DATA EXCERPTS |
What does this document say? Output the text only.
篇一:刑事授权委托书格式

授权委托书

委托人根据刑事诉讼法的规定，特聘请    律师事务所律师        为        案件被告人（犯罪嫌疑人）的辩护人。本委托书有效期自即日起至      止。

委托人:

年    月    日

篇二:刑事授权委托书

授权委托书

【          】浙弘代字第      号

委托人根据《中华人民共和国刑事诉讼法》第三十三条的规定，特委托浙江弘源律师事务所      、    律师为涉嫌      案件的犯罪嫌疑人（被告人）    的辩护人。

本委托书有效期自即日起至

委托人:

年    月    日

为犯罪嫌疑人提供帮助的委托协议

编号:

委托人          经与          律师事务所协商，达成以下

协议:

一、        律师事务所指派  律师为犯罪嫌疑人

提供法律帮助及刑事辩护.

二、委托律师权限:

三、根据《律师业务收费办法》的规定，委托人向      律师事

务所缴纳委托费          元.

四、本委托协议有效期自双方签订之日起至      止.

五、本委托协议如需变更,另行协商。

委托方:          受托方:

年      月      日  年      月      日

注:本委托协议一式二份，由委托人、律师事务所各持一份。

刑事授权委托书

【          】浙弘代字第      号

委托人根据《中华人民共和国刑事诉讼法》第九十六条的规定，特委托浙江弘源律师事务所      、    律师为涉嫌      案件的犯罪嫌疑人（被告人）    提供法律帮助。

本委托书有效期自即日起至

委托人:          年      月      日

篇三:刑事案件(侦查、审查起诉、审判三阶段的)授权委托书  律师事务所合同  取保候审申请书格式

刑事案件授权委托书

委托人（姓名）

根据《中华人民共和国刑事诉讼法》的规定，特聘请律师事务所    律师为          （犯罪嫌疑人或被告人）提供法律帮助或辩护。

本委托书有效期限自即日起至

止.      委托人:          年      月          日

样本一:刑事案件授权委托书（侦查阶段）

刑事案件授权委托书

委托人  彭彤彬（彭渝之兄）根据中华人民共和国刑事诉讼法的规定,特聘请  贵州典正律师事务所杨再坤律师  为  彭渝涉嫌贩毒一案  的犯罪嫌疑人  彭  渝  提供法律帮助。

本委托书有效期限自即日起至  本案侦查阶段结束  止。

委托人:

TASK TO COMPLETE | Reply with nothing but the number of lines in the data above that contain "的辩护人".

TASK ANSWER | 2